▶ _STATED EXERCISE_
Your task is to reproduce the material exactly.
# Start of EXERCISE MATERIALS
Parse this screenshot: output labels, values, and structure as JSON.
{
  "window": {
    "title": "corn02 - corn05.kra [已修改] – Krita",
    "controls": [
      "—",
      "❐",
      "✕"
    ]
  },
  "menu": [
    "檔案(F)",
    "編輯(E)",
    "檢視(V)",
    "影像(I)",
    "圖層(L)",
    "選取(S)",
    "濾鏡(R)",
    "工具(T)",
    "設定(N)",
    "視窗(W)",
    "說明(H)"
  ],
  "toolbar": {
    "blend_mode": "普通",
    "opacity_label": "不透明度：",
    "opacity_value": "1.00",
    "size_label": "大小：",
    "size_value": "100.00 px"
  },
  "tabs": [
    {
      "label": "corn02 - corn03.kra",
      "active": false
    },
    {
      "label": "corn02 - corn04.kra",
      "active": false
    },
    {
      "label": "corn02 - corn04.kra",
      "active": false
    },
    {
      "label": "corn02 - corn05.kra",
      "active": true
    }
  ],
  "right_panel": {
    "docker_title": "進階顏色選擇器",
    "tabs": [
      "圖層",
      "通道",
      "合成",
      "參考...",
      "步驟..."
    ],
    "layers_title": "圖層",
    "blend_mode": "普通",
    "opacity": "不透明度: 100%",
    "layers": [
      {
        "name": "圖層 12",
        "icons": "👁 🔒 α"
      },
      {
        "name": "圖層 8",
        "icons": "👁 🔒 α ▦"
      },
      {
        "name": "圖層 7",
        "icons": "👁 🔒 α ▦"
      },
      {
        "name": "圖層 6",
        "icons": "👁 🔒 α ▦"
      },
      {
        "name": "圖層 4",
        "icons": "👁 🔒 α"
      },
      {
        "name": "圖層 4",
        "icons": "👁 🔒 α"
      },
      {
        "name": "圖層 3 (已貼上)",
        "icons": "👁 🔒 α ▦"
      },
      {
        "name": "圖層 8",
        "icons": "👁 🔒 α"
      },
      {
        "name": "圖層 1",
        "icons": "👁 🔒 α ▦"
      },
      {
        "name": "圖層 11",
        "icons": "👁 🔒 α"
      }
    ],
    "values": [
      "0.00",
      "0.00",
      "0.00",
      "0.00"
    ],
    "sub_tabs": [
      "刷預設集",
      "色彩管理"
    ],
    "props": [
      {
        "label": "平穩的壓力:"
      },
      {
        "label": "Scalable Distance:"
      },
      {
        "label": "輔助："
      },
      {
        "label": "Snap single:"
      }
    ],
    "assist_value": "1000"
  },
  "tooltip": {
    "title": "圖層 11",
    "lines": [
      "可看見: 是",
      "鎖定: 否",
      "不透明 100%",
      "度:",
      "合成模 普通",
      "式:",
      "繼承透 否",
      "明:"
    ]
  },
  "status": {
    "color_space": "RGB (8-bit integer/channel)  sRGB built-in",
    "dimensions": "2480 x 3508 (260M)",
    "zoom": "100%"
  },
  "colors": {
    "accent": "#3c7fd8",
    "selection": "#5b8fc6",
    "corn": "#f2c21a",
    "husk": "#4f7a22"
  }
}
# End of EXERCISE MATERIALS
▶ _RESULT BELOW_
Parse this screenshot: output labels, values, and structure as JSON.
{
  "window": {
    "title": "corn02 - corn05.kra [已修改] – Krita",
    "controls": [
      "—",
      "❐",
      "✕"
    ]
  },
  "menu": [
    "檔案(F)",
    "編輯(E)",
    "檢視(V)",
    "影像(I)",
    "圖層(L)",
    "選取(S)",
    "濾鏡(R)",
    "工具(T)",
    "設定(N)",
    "視窗(W)",
    "說明(H)"
  ],
  "toolbar": {
    "blend_mode": "普通",
    "opacity_label": "不透明度：",
    "opacity_value": "1.00",
    "size_label": "大小：",
    "size_value": "100.00 px"
  },
  "tabs": [
    {
      "label": "corn02 - corn03.kra",
      "active": false
    },
    {
      "label": "corn02 - corn04.kra",
      "active": false
    },
    {
      "label": "corn02 - corn04.kra",
      "active": false
    },
    {
      "label": "corn02 - corn05.kra",
      "active": true
    }
  ],
  "right_panel": {
    "docker_title": "進階顏色選擇器",
    "tabs": [
      "圖層",
      "通道",
      "合成",
      "參考...",
      "步驟..."
    ],
    "layers_title": "圖層",
    "blend_mode": "普通",
    "opacity": "不透明度: 100%",
    "layers": [
      {
        "name": "圖層 12",
        "icons": "👁 🔒 α"
      },
      {
        "name": "圖層 8",
        "icons": "👁 🔒 α ▦"
      },
      {
        "name": "圖層 7",
        "icons": "👁 🔒 α ▦"
      },
      {
        "name": "圖層 6",
        "icons": "👁 🔒 α ▦"
      },
      {
        "name": "圖層 4",
        "icons": "👁 🔒 α"
      },
      {
        "name": "圖層 4",
        "icons": "👁 🔒 α"
      },
      {
        "name": "圖層 3 (已貼上)",
        "icons": "👁 🔒 α ▦"
      },
      {
        "name": "圖層 8",
        "icons": "👁 🔒 α"
      },
      {
        "name": "圖層 1",
        "icons": "👁 🔒 α ▦"
      },
      {
        "name": "圖層 11",
        "icons": "👁 🔒 α"
      }
    ],
    "values": [
      "0.00",
      "0.00",
      "0.00",
      "0.00"
    ],
    "sub_tabs": [
      "刷預設集",
      "色彩管理"
    ],
    "props": [
      {
        "label": "平穩的壓力:"
      },
      {
        "label": "Scalable Distance:"
      },
      {
        "label": "輔助："
      },
      {
        "label": "Snap single:"
      }
    ],
    "assist_value": "1000"
  },
  "tooltip": {
    "title": "圖層 11",
    "lines": [
      "可看見: 是",
      "鎖定: 否",
      "不透明 100%",
      "度:",
      "合成模 普通",
      "式:",
      "繼承透 否",
      "明:"
    ]
  },
  "status": {
    "color_space": "RGB (8-bit integer/channel)  sRGB built-in",
    "dimensions": "2480 x 3508 (260M)",
    "zoom": "100%"
  },
  "colors": {
    "accent": "#3c7fd8",
    "selection": "#5b8fc6",
    "corn": "#f2c21a",
    "husk": "#4f7a22"
  }
}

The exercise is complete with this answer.